#### WHAT THE TASK ASKS
In the material below, identify each line bearing the word "control". Reproduce those lines.

[Collected data entries]

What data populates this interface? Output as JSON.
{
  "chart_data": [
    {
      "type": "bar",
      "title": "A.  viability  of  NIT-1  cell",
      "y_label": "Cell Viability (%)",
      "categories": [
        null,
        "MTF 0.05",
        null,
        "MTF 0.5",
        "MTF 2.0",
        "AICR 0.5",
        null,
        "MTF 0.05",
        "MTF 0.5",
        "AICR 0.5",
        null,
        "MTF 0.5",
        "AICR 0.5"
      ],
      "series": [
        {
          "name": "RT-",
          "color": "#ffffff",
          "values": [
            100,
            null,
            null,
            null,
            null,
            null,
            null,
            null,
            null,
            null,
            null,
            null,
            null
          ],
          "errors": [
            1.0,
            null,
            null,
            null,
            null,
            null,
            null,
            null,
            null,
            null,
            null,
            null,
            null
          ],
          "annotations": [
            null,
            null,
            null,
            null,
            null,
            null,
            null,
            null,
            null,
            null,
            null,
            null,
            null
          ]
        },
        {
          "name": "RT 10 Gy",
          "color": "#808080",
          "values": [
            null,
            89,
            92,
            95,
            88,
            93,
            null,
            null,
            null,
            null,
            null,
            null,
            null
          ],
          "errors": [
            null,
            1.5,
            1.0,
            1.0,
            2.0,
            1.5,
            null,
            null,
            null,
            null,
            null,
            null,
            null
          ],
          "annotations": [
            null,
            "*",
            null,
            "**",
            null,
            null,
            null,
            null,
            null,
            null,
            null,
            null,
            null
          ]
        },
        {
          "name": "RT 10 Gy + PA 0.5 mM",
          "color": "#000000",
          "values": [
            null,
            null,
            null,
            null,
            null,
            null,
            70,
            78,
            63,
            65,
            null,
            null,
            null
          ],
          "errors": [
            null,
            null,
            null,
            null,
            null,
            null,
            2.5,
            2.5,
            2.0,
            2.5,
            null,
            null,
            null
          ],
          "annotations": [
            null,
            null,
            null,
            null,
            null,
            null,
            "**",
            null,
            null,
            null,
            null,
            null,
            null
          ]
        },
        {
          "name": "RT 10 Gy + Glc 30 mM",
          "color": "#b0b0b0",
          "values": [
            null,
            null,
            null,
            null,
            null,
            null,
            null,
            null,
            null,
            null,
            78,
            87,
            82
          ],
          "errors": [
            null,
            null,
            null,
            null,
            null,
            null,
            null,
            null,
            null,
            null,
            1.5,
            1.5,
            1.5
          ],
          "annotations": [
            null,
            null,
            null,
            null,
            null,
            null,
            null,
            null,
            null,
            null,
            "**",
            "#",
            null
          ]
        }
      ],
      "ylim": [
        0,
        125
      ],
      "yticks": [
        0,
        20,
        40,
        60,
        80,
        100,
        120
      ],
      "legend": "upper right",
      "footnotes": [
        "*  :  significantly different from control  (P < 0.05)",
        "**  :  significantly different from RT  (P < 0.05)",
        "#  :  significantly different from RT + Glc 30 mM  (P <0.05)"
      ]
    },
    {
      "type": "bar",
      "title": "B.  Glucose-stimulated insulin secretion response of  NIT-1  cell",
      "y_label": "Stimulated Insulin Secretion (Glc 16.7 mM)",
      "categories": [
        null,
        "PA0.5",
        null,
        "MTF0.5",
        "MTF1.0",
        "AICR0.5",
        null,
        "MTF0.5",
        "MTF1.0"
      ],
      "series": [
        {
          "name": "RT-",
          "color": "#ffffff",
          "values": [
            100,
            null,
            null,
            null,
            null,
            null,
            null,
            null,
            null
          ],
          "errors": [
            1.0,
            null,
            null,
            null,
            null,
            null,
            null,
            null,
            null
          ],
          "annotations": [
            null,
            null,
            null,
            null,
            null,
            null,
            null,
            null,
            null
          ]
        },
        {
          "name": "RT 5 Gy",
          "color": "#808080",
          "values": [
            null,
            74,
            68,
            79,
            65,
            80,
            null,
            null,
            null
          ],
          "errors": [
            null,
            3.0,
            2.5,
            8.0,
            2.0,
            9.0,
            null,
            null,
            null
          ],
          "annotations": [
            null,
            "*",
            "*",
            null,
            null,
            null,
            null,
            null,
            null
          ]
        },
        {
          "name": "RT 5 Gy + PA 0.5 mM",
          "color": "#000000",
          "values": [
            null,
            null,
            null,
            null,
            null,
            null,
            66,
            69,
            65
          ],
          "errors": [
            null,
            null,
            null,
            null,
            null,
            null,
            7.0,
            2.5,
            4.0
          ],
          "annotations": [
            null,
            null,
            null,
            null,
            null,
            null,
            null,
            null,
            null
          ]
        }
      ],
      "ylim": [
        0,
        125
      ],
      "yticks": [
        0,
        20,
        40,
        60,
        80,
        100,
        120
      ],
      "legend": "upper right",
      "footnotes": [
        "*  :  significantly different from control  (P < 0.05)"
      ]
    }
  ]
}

#### ANSWER TO THIS PROBLEM
        "*  :  significantly different from control  (P < 0.05)",
        "*  :  significantly different from control  (P < 0.05)"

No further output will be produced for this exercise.